● **Exercise directions**: All of the records below should be output exactly.

● **Exercise data**:
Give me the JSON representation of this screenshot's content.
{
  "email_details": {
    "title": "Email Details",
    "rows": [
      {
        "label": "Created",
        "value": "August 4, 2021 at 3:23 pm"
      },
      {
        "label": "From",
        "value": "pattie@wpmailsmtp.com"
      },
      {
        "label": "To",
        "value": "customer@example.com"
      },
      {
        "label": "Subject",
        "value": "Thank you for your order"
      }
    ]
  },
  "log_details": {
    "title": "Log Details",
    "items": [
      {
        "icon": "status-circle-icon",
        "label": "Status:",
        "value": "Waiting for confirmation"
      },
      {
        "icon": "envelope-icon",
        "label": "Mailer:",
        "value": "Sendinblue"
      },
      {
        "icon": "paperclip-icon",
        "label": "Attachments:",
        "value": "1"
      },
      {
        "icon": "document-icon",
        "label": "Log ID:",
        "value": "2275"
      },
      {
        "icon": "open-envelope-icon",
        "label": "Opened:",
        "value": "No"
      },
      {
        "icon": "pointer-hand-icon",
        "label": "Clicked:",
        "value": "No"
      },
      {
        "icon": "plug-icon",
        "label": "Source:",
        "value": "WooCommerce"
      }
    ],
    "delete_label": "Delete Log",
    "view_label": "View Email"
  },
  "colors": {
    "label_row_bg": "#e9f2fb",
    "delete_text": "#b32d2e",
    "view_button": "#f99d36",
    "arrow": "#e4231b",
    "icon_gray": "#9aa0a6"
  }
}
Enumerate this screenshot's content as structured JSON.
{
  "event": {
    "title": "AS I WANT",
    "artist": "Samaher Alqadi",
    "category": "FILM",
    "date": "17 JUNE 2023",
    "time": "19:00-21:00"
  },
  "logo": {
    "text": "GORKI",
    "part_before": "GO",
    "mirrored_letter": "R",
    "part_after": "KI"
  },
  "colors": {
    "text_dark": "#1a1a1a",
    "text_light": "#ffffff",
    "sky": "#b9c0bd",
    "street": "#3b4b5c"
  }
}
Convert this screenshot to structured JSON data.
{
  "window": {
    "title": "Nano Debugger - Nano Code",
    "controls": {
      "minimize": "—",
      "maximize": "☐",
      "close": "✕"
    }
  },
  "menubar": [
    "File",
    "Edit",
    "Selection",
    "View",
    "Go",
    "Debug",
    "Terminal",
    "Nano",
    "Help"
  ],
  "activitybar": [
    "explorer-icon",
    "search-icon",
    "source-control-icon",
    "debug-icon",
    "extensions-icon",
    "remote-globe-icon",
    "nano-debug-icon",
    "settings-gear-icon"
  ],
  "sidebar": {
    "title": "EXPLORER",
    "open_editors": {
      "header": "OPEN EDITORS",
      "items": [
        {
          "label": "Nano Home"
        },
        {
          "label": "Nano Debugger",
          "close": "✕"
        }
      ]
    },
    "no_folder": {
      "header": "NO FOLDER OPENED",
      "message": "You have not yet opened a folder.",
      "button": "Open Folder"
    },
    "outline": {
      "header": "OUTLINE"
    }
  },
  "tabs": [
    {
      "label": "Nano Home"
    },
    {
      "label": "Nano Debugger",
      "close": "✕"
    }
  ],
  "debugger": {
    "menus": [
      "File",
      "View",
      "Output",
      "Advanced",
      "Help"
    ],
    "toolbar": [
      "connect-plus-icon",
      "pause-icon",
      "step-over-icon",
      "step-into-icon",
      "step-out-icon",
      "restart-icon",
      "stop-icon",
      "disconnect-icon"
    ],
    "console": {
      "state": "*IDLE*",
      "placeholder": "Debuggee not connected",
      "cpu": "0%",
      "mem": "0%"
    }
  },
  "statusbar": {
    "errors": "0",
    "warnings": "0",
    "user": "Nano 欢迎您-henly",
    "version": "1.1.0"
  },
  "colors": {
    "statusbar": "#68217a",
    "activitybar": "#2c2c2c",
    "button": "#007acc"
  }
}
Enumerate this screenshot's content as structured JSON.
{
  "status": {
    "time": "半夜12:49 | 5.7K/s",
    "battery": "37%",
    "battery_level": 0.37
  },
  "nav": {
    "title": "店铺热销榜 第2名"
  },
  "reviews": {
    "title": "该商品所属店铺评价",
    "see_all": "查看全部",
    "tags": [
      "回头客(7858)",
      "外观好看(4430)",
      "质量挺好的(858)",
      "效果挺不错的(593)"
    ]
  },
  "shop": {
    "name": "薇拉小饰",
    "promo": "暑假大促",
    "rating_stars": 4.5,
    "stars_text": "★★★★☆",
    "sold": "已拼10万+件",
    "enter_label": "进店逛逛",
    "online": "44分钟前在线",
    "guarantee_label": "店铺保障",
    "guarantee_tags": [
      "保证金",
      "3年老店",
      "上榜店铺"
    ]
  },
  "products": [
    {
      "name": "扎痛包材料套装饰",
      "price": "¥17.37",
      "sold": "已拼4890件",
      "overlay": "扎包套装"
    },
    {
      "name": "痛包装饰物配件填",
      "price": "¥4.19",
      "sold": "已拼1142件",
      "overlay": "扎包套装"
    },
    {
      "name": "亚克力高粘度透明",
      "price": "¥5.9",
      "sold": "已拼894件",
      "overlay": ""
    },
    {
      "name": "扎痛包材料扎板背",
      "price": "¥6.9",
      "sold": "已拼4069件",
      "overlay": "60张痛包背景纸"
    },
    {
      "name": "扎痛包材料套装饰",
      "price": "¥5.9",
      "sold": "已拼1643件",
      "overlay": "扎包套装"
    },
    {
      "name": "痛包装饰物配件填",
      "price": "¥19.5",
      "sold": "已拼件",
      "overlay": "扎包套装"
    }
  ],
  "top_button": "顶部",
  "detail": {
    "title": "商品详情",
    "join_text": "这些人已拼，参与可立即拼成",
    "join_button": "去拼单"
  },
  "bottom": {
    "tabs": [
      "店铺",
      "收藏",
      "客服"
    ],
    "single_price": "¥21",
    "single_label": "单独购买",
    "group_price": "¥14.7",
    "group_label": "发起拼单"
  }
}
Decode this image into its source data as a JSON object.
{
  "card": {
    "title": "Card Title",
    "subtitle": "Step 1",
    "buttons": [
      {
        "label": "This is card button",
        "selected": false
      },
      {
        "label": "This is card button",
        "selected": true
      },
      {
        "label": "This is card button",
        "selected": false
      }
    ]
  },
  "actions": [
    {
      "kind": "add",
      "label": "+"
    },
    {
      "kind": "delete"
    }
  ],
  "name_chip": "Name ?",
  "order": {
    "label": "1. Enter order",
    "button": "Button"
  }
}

● **Correct response**:
Give me the JSON representation of this screenshot's content.
{
  "email_details": {
    "title": "Email Details",
    "rows": [
      {
        "label": "Created",
        "value": "August 4, 2021 at 3:23 pm"
      },
      {
        "label": "From",
        "value": "pattie@wpmailsmtp.com"
      },
      {
        "label": "To",
        "value": "customer@example.com"
      },
      {
        "label": "Subject",
        "value": "Thank you for your order"
      }
    ]
  },
  "log_details": {
    "title": "Log Details",
    "items": [
      {
        "icon": "status-circle-icon",
        "label": "Status:",
        "value": "Waiting for confirmation"
      },
      {
        "icon": "envelope-icon",
        "label": "Mailer:",
        "value": "Sendinblue"
      },
      {
        "icon": "paperclip-icon",
        "label": "Attachments:",
        "value": "1"
      },
      {
        "icon": "document-icon",
        "label": "Log ID:",
        "value": "2275"
      },
      {
        "icon": "open-envelope-icon",
        "label": "Opened:",
        "value": "No"
      },
      {
        "icon": "pointer-hand-icon",
        "label": "Clicked:",
        "value": "No"
      },
      {
        "icon": "plug-icon",
        "label": "Source:",
        "value": "WooCommerce"
      }
    ],
    "delete_label": "Delete Log",
    "view_label": "View Email"
  },
  "colors": {
    "label_row_bg": "#e9f2fb",
    "delete_text": "#b32d2e",
    "view_button": "#f99d36",
    "arrow": "#e4231b",
    "icon_gray": "#9aa0a6"
  }
}
Enumerate this screenshot's content as structured JSON.
{
  "event": {
    "title": "AS I WANT",
    "artist": "Samaher Alqadi",
    "category": "FILM",
    "date": "17 JUNE 2023",
    "time": "19:00-21:00"
  },
  "logo": {
    "text": "GORKI",
    "part_before": "GO",
    "mirrored_letter": "R",
    "part_after": "KI"
  },
  "colors": {
    "text_dark": "#1a1a1a",
    "text_light": "#ffffff",
    "sky": "#b9c0bd",
    "street": "#3b4b5c"
  }
}
Convert this screenshot to structured JSON data.
{
  "window": {
    "title": "Nano Debugger - Nano Code",
    "controls": {
      "minimize": "—",
      "maximize": "☐",
      "close": "✕"
    }
  },
  "menubar": [
    "File",
    "Edit",
    "Selection",
    "View",
    "Go",
    "Debug",
    "Terminal",
    "Nano",
    "Help"
  ],
  "activitybar": [
    "explorer-icon",
    "search-icon",
    "source-control-icon",
    "debug-icon",
    "extensions-icon",
    "remote-globe-icon",
    "nano-debug-icon",
    "settings-gear-icon"
  ],
  "sidebar": {
    "title": "EXPLORER",
    "open_editors": {
      "header": "OPEN EDITORS",
      "items": [
        {
          "label": "Nano Home"
        },
        {
          "label": "Nano Debugger",
          "close": "✕"
        }
      ]
    },
    "no_folder": {
      "header": "NO FOLDER OPENED",
      "message": "You have not yet opened a folder.",
      "button": "Open Folder"
    },
    "outline": {
      "header": "OUTLINE"
    }
  },
  "tabs": [
    {
      "label": "Nano Home"
    },
    {
      "label": "Nano Debugger",
      "close": "✕"
    }
  ],
  "debugger": {
    "menus": [
      "File",
      "View",
      "Output",
      "Advanced",
      "Help"
    ],
    "toolbar": [
      "connect-plus-icon",
      "pause-icon",
      "step-over-icon",
      "step-into-icon",
      "step-out-icon",
      "restart-icon",
      "stop-icon",
      "disconnect-icon"
    ],
    "console": {
      "state": "*IDLE*",
      "placeholder": "Debuggee not connected",
      "cpu": "0%",
      "mem": "0%"
    }
  },
  "statusbar": {
    "errors": "0",
    "warnings": "0",
    "user": "Nano 欢迎您-henly",
    "version": "1.1.0"
  },
  "colors": {
    "statusbar": "#68217a",
    "activitybar": "#2c2c2c",
    "button": "#007acc"
  }
}
Enumerate this screenshot's content as structured JSON.
{
  "status": {
    "time": "半夜12:49 | 5.7K/s",
    "battery": "37%",
    "battery_level": 0.37
  },
  "nav": {
    "title": "店铺热销榜 第2名"
  },
  "reviews": {
    "title": "该商品所属店铺评价",
    "see_all": "查看全部",
    "tags": [
      "回头客(7858)",
      "外观好看(4430)",
      "质量挺好的(858)",
      "效果挺不错的(593)"
    ]
  },
  "shop": {
    "name": "薇拉小饰",
    "promo": "暑假大促",
    "rating_stars": 4.5,
    "stars_text": "★★★★☆",
    "sold": "已拼10万+件",
    "enter_label": "进店逛逛",
    "online": "44分钟前在线",
    "guarantee_label": "店铺保障",
    "guarantee_tags": [
      "保证金",
      "3年老店",
      "上榜店铺"
    ]
  },
  "products": [
    {
      "name": "扎痛包材料套装饰",
      "price": "¥17.37",
      "sold": "已拼4890件",
      "overlay": "扎包套装"
    },
    {
      "name": "痛包装饰物配件填",
      "price": "¥4.19",
      "sold": "已拼1142件",
      "overlay": "扎包套装"
    },
    {
      "name": "亚克力高粘度透明",
      "price": "¥5.9",
      "sold": "已拼894件",
      "overlay": ""
    },
    {
      "name": "扎痛包材料扎板背",
      "price": "¥6.9",
      "sold": "已拼4069件",
      "overlay": "60张痛包背景纸"
    },
    {
      "name": "扎痛包材料套装饰",
      "price": "¥5.9",
      "sold": "已拼1643件",
      "overlay": "扎包套装"
    },
    {
      "name": "痛包装饰物配件填",
      "price": "¥19.5",
      "sold": "已拼件",
      "overlay": "扎包套装"
    }
  ],
  "top_button": "顶部",
  "detail": {
    "title": "商品详情",
    "join_text": "这些人已拼，参与可立即拼成",
    "join_button": "去拼单"
  },
  "bottom": {
    "tabs": [
      "店铺",
      "收藏",
      "客服"
    ],
    "single_price": "¥21",
    "single_label": "单独购买",
    "group_price": "¥14.7",
    "group_label": "发起拼单"
  }
}
Decode this image into its source data as a JSON object.
{
  "card": {
    "title": "Card Title",
    "subtitle": "Step 1",
    "buttons": [
      {
        "label": "This is card button",
        "selected": false
      },
      {
        "label": "This is card button",
        "selected": true
      },
      {
        "label": "This is card button",
        "selected": false
      }
    ]
  },
  "actions": [
    {
      "kind": "add",
      "label": "+"
    },
    {
      "kind": "delete"
    }
  ],
  "name_chip": "Name ?",
  "order": {
    "label": "1. Enter order",
    "button": "Button"
  }
}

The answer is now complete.